EXERCISE INPUT ->

** Start **

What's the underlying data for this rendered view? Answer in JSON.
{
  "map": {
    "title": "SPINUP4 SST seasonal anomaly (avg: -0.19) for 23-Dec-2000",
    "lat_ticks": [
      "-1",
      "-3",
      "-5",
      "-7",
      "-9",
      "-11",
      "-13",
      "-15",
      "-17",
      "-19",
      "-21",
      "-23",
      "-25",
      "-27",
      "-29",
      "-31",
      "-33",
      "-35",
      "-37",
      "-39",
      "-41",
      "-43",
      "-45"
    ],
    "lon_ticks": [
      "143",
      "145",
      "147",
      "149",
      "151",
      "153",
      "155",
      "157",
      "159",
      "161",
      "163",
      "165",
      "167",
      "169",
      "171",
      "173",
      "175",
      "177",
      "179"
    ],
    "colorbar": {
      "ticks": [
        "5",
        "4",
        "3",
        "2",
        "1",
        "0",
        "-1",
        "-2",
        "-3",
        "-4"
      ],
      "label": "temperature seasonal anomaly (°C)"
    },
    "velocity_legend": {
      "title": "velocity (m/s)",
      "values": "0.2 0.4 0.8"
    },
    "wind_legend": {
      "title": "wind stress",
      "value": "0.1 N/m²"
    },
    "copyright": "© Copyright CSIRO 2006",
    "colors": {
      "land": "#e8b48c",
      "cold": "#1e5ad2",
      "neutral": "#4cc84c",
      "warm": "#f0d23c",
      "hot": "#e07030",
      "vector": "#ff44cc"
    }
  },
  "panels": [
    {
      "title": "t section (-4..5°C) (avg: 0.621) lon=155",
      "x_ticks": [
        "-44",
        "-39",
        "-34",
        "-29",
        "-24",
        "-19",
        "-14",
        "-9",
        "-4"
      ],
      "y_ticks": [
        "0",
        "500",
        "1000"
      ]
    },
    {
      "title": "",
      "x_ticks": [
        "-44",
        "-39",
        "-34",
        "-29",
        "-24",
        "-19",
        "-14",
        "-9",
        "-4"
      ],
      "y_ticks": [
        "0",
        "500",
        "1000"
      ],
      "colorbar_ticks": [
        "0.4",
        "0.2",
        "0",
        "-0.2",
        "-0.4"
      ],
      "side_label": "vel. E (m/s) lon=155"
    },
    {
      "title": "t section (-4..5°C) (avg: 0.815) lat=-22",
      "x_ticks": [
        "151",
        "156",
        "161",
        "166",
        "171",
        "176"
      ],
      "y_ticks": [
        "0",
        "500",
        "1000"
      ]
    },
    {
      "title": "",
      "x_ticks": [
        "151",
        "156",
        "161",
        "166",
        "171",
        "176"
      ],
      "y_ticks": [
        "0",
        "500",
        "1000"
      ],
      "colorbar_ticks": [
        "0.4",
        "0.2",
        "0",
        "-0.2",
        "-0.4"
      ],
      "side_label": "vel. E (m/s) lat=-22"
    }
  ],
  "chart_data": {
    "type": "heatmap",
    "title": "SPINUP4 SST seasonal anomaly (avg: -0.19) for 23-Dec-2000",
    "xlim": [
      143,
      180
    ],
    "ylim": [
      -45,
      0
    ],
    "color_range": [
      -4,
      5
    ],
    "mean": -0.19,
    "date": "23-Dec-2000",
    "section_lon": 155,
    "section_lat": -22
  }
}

** End **

SHORT PROBLEM ->
Quote every line of the data, word for word.

RESULT FOR THIS EXERCISE ->
What's the underlying data for this rendered view? Answer in JSON.
{
  "map": {
    "title": "SPINUP4 SST seasonal anomaly (avg: -0.19) for 23-Dec-2000",
    "lat_ticks": [
      "-1",
      "-3",
      "-5",
      "-7",
      "-9",
      "-11",
      "-13",
      "-15",
      "-17",
      "-19",
      "-21",
      "-23",
      "-25",
      "-27",
      "-29",
      "-31",
      "-33",
      "-35",
      "-37",
      "-39",
      "-41",
      "-43",
      "-45"
    ],
    "lon_ticks": [
      "143",
      "145",
      "147",
      "149",
      "151",
      "153",
      "155",
      "157",
      "159",
      "161",
      "163",
      "165",
      "167",
      "169",
      "171",
      "173",
      "175",
      "177",
      "179"
    ],
    "colorbar": {
      "ticks": [
        "5",
        "4",
        "3",
        "2",
        "1",
        "0",
        "-1",
        "-2",
        "-3",
        "-4"
      ],
      "label": "temperature seasonal anomaly (°C)"
    },
    "velocity_legend": {
      "title": "velocity (m/s)",
      "values": "0.2 0.4 0.8"
    },
    "wind_legend": {
      "title": "wind stress",
      "value": "0.1 N/m²"
    },
    "copyright": "© Copyright CSIRO 2006",
    "colors": {
      "land": "#e8b48c",
      "cold": "#1e5ad2",
      "neutral": "#4cc84c",
      "warm": "#f0d23c",
      "hot": "#e07030",
      "vector": "#ff44cc"
    }
  },
  "panels": [
    {
      "title": "t section (-4..5°C) (avg: 0.621) lon=155",
      "x_ticks": [
        "-44",
        "-39",
        "-34",
        "-29",
        "-24",
        "-19",
        "-14",
        "-9",
        "-4"
      ],
      "y_ticks": [
        "0",
        "500",
        "1000"
      ]
    },
    {
      "title": "",
      "x_ticks": [
        "-44",
        "-39",
        "-34",
        "-29",
        "-24",
        "-19",
        "-14",
        "-9",
        "-4"
      ],
      "y_ticks": [
        "0",
        "500",
        "1000"
      ],
      "colorbar_ticks": [
        "0.4",
        "0.2",
        "0",
        "-0.2",
        "-0.4"
      ],
      "side_label": "vel. E (m/s) lon=155"
    },
    {
      "title": "t section (-4..5°C) (avg: 0.815) lat=-22",
      "x_ticks": [
        "151",
        "156",
        "161",
        "166",
        "171",
        "176"
      ],
      "y_ticks": [
        "0",
        "500",
        "1000"
      ]
    },
    {
      "title": "",
      "x_ticks": [
        "151",
        "156",
        "161",
        "166",
        "171",
        "176"
      ],
      "y_ticks": [
        "0",
        "500",
        "1000"
      ],
      "colorbar_ticks": [
        "0.4",
        "0.2",
        "0",
        "-0.2",
        "-0.4"
      ],
      "side_label": "vel. E (m/s) lat=-22"
    }
  ],
  "chart_data": {
    "type": "heatmap",
    "title": "SPINUP4 SST seasonal anomaly (avg: -0.19) for 23-Dec-2000",
    "xlim": [
      143,
      180
    ],
    "ylim": [
      -45,
      0
    ],
    "color_range": [
      -4,
      5
    ],
    "mean": -0.19,
    "date": "23-Dec-2000",
    "section_lon": 155,
    "section_lat": -22
  }
}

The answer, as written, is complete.